**DESCRIPTION OF THE TASK**
Every entry below must be repeated exactly; skip the pictures.

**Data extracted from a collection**
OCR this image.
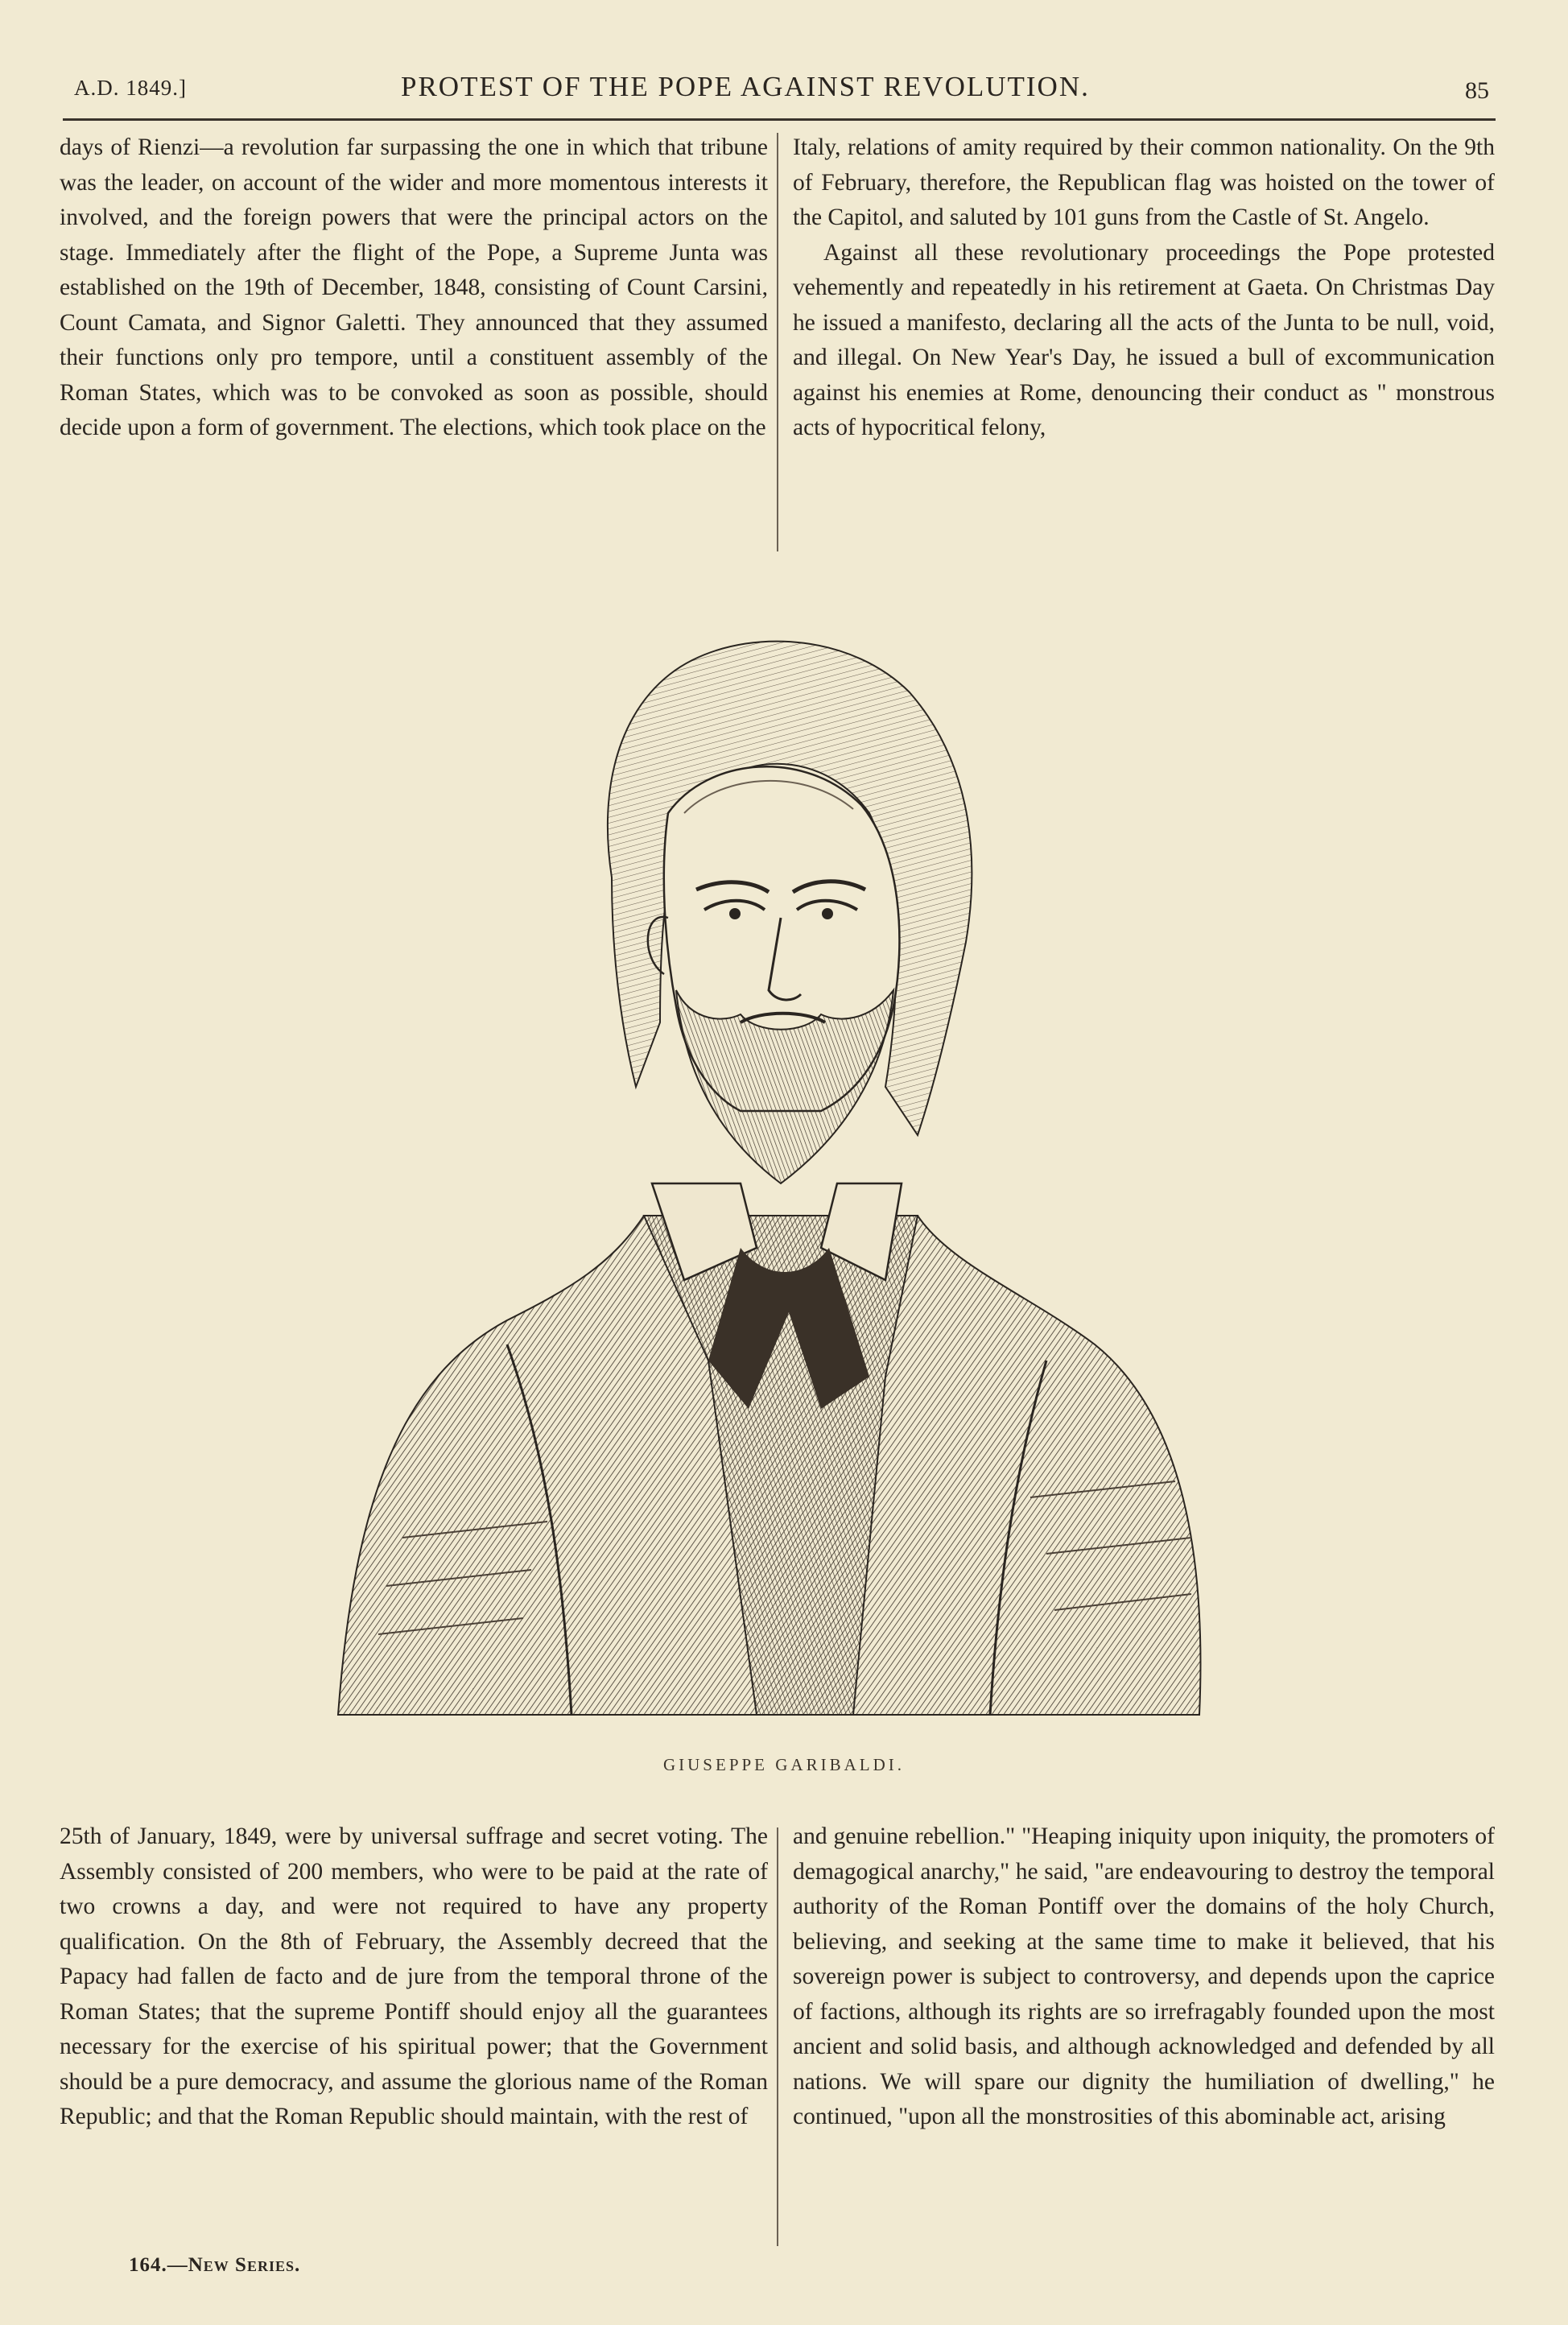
A.D. 1849.]	PROTEST OF THE POPE AGAINST REVOLUTION.	85

days of Rienzi—a revolution far surpassing the one in which that tribune was the leader, on account of the wider and more momentous interests it involved, and the foreign powers that were the principal actors on the stage. Immediately after the flight of the Pope, a Supreme Junta was established on the 19th of December, 1848, consisting of Count Carsini, Count Camata, and Signor Galetti. They announced that they assumed their functions only pro tempore, until a constituent assembly of the Roman States, which was to be convoked as soon as possible, should decide upon a form of government. The elections, which took place on the

Italy, relations of amity required by their common nationality. On the 9th of February, therefore, the Republican flag was hoisted on the tower of the Capitol, and saluted by 101 guns from the Castle of St. Angelo.

Against all these revolutionary proceedings the Pope protested vehemently and repeatedly in his retirement at Gaeta. On Christmas Day he issued a manifesto, declaring all the acts of the Junta to be null, void, and illegal. On New Year's Day, he issued a bull of excommunication against his enemies at Rome, denouncing their conduct as " monstrous acts of hypocritical felony,

GIUSEPPE GARIBALDI.

25th of January, 1849, were by universal suffrage and secret voting. The Assembly consisted of 200 members, who were to be paid at the rate of two crowns a day, and were not required to have any property qualification. On the 8th of February, the Assembly decreed that the Papacy had fallen de facto and de jure from the temporal throne of the Roman States; that the supreme Pontiff should enjoy all the guarantees necessary for the exercise of his spiritual power; that the Government should be a pure democracy, and assume the glorious name of the Roman Republic; and that the Roman Republic should maintain, with the rest of

and genuine rebellion." "Heaping iniquity upon iniquity, the promoters of demagogical anarchy," he said, "are endeavouring to destroy the temporal authority of the Roman Pontiff over the domains of the holy Church, believing, and seeking at the same time to make it believed, that his sovereign power is subject to controversy, and depends upon the caprice of factions, although its rights are so irrefragably founded upon the most ancient and solid basis, and although acknowledged and defended by all nations. We will spare our dignity the humiliation of dwelling," he continued, "upon all the monstrosities of this abominable act, arising

164.—New Series.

**RESPONSE TO THE TASK**
OCR this image.
A.D. 1849.]	PROTEST OF THE POPE AGAINST REVOLUTION.	85

days of Rienzi—a revolution far surpassing the one in which that tribune was the leader, on account of the wider and more momentous interests it involved, and the foreign powers that were the principal actors on the stage. Immediately after the flight of the Pope, a Supreme Junta was established on the 19th of December, 1848, consisting of Count Carsini, Count Camata, and Signor Galetti. They announced that they assumed their functions only pro tempore, until a constituent assembly of the Roman States, which was to be convoked as soon as possible, should decide upon a form of government. The elections, which took place on the

Italy, relations of amity required by their common nationality. On the 9th of February, therefore, the Republican flag was hoisted on the tower of the Capitol, and saluted by 101 guns from the Castle of St. Angelo.

Against all these revolutionary proceedings the Pope protested vehemently and repeatedly in his retirement at Gaeta. On Christmas Day he issued a manifesto, declaring all the acts of the Junta to be null, void, and illegal. On New Year's Day, he issued a bull of excommunication against his enemies at Rome, denouncing their conduct as " monstrous acts of hypocritical felony,

GIUSEPPE GARIBALDI.

25th of January, 1849, were by universal suffrage and secret voting. The Assembly consisted of 200 members, who were to be paid at the rate of two crowns a day, and were not required to have any property qualification. On the 8th of February, the Assembly decreed that the Papacy had fallen de facto and de jure from the temporal throne of the Roman States; that the supreme Pontiff should enjoy all the guarantees necessary for the exercise of his spiritual power; that the Government should be a pure democracy, and assume the glorious name of the Roman Republic; and that the Roman Republic should maintain, with the rest of

and genuine rebellion." "Heaping iniquity upon iniquity, the promoters of demagogical anarchy," he said, "are endeavouring to destroy the temporal authority of the Roman Pontiff over the domains of the holy Church, believing, and seeking at the same time to make it believed, that his sovereign power is subject to controversy, and depends upon the caprice of factions, although its rights are so irrefragably founded upon the most ancient and solid basis, and although acknowledged and defended by all nations. We will spare our dignity the humiliation of dwelling," he continued, "upon all the monstrosities of this abominable act, arising

164.—New Series.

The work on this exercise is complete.